===== Excerpted passage
Re: Fix race condition in InvalidatePossiblyObsoleteSlot() - Mailing list pgsql-hackers

From Bertrand Drouvot
Subject Re: Fix race condition in InvalidatePossiblyObsoleteSlot()
Date
Msg-id Zc30i8fB7VYrTVw+@ip-10-97-1-34.eu-west-3.compute.internal
Whole thread Raw
In response to Re: Fix race condition in InvalidatePossiblyObsoleteSlot()  (Michael Paquier <michael@paquier.xyz>)
Responses Re: Fix race condition in InvalidatePossiblyObsoleteSlot()
List pgsql-hackers
Hi,

On Thu, Feb 15, 2024 at 02:09:45PM +0900, Michael Paquier wrote:
> On Thu, Jan 18, 2024 at 02:20:28PM +0000, Bertrand Drouvot wrote:
> > On Thu, Jan 18, 2024 at 04:59:39PM +0530, Bharath Rupireddy wrote:
> >> I'm not sure if it
> >> can happen at all, but I think we can rely on previous conflict reason
> >> instead of previous effective_xmin/effective_catalog_xmin/restart_lsn.
> > 
> > I'm not sure what you mean here. I think we should still keep the "initial" LSN
> > so that the next check done with it still makes sense. The previous conflict
> > reason as you're proposing also makes sense to me but for another reason: PANIC
> > in case the issue still happen (for cases we did not think about, means not
> > covered by what the added previous LSNs are covering).
> 
> Using a PANIC seems like an overreaction to me for this path.  Sure, 
> we should not record twice a conflict reason, but wouldn't an
> assertion be more adapted enough to check that a termination is not
> logged twice for this code path run in the checkpointer?

Thanks for looking at it!
==========
===== Given data
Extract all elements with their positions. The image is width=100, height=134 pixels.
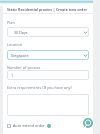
staticText: Extra requirements (If you have any) xyxy=(7,85,72,90)
staticText: Auto extend order xyxy=(13,123,45,128)
staticText: 1 xyxy=(11,73,14,78)
staticText: Number of proxies xyxy=(7,65,41,70)
staticText: Singapore xyxy=(11,53,29,58)
button[interactable]: Chat support xyxy=(83,118,93,128)
button[interactable]: 1 xyxy=(7,70,89,80)
button[interactable]: Auto extend order xyxy=(7,123,51,128)
button[interactable] xyxy=(7,94,89,116)
staticText: Location xyxy=(7,42,23,47)
button[interactable]: 30 Days xyxy=(7,27,89,37)
staticText: 30 Days xyxy=(14,30,28,35)
staticText: Static Residential proxies | Create new … xyxy=(7,7,88,12)
button[interactable]: Singapore xyxy=(7,50,89,60)
staticText: Plan xyxy=(7,20,15,25)
other: Info xyxy=(47,124,51,128)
==========
*Your tasks*:
A) Reproduce word for word the part of the mailing list message that opens with the words containing "On Thu, Feb" and closes with "LSNs are covering).".
B) In the mailing list message, what does Michael Paquier suggest would be better suited than a PANIC for this code path?
C) For each statement, say whether it agrees with the mailing list message, answering yes or no and quoting the deciding words: (i) The message was sent by Bertrand Drouvot. (ii) Michael Paquier considers a PANIC appropriate for this path. (iii) The quoted message from Bharath Rupireddy is dated Thu, Jan 18, 2024.
The records have no connection to the mailing list message.

*Full solutions*:
A)
On Thu, Feb 15, 2024 at 02:09:45PM +0900, Michael Paquier wrote:
> On Thu, Jan 18, 2024 at 02:20:28PM +0000, Bertrand Drouvot wrote:
> > On Thu, Jan 18, 2024 at 04:59:39PM +0530, Bharath Rupireddy wrote:
> >> I'm not sure if it
> >> can happen at all, but I think we can rely on previous conflict reason
> >> instead of previous effective_xmin/effective_catalog_xmin/restart_lsn.
> > 
> > I'm not sure what you mean here. I think we should still keep the "initial" LSN
> > so that the next check done with it still makes sense. The previous conflict
> > reason as you're proposing also makes sense to me but for another reason: PANIC
> > in case the issue still happen (for cases we did not think about, means not
> > covered by what the added previous LSNs are covering).

B) An assertion.

C)
(i) Yes: "From Bertrand Drouvot"
(ii) No: "Using a PANIC seems like an overreaction to me for this path."
(iii) Yes: "On Thu, Jan 18, 2024 at 04:59:39PM +0530, Bharath Rupireddy wrote:"